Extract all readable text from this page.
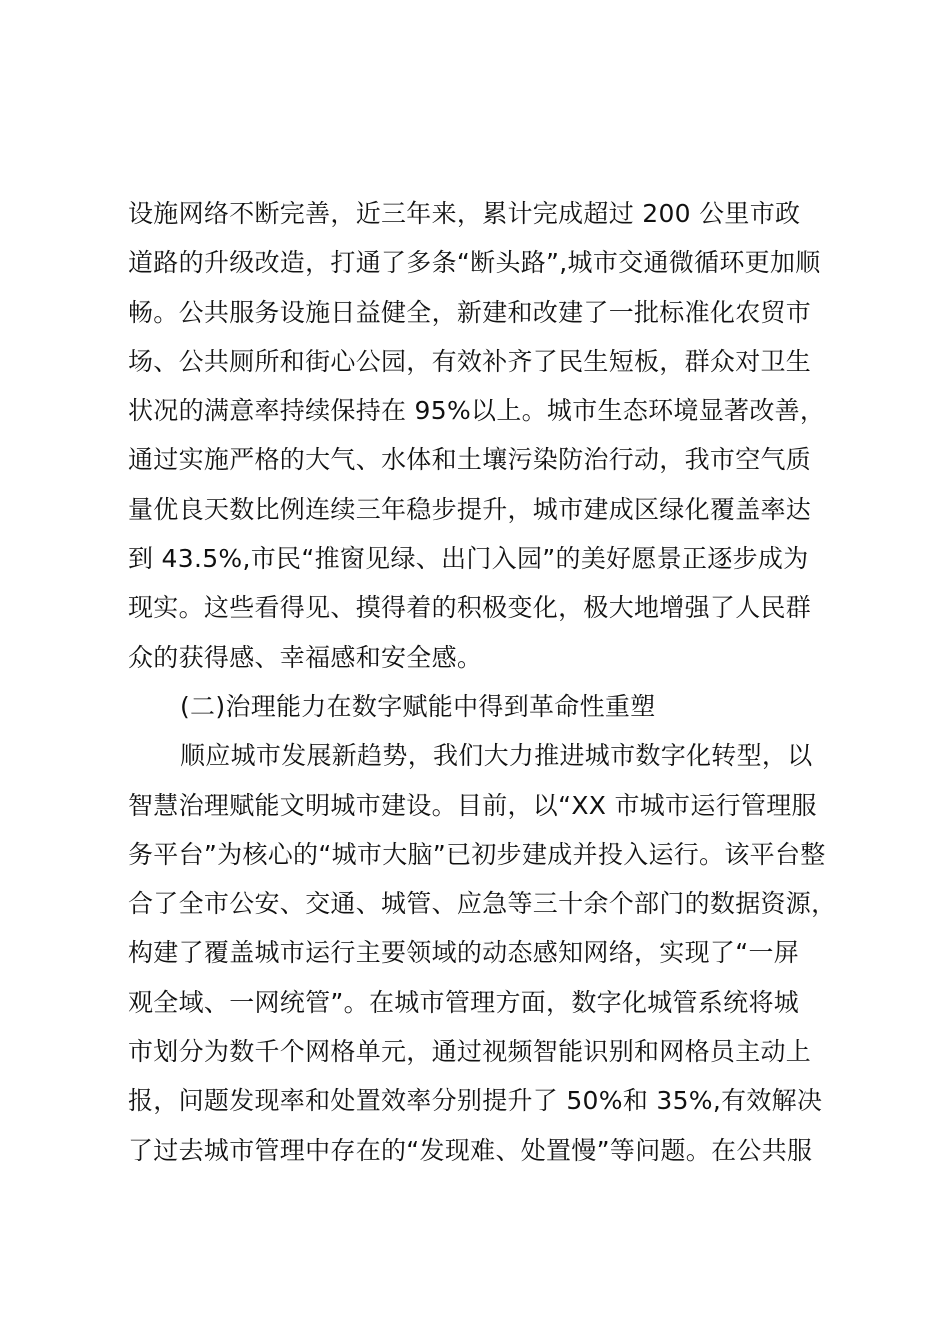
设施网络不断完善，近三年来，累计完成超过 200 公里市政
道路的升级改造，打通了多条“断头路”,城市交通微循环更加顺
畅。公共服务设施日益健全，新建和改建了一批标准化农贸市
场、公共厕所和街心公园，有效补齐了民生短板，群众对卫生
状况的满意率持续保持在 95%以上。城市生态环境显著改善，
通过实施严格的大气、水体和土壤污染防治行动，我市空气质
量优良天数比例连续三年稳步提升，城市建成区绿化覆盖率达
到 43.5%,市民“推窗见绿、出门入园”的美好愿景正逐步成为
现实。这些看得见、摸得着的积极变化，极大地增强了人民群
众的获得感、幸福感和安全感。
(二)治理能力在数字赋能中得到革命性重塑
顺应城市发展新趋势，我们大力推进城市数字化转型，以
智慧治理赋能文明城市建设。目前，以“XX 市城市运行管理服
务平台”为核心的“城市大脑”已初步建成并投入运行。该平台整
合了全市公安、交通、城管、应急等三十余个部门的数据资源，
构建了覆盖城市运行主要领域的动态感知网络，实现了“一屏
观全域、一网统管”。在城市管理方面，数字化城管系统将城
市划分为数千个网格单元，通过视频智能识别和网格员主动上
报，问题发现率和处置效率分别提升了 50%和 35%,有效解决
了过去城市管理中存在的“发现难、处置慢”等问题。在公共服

────────────────────────────────────────

**Given instruction:** Make an exact copy of the records shown above, without the pictures.

**Result below:**
Extract all readable text from this page.
设施网络不断完善，近三年来，累计完成超过 200 公里市政
道路的升级改造，打通了多条“断头路”,城市交通微循环更加顺
畅。公共服务设施日益健全，新建和改建了一批标准化农贸市
场、公共厕所和街心公园，有效补齐了民生短板，群众对卫生
状况的满意率持续保持在 95%以上。城市生态环境显著改善，
通过实施严格的大气、水体和土壤污染防治行动，我市空气质
量优良天数比例连续三年稳步提升，城市建成区绿化覆盖率达
到 43.5%,市民“推窗见绿、出门入园”的美好愿景正逐步成为
现实。这些看得见、摸得着的积极变化，极大地增强了人民群
众的获得感、幸福感和安全感。
(二)治理能力在数字赋能中得到革命性重塑
顺应城市发展新趋势，我们大力推进城市数字化转型，以
智慧治理赋能文明城市建设。目前，以“XX 市城市运行管理服
务平台”为核心的“城市大脑”已初步建成并投入运行。该平台整
合了全市公安、交通、城管、应急等三十余个部门的数据资源，
构建了覆盖城市运行主要领域的动态感知网络，实现了“一屏
观全域、一网统管”。在城市管理方面，数字化城管系统将城
市划分为数千个网格单元，通过视频智能识别和网格员主动上
报，问题发现率和处置效率分别提升了 50%和 35%,有效解决
了过去城市管理中存在的“发现难、处置慢”等问题。在公共服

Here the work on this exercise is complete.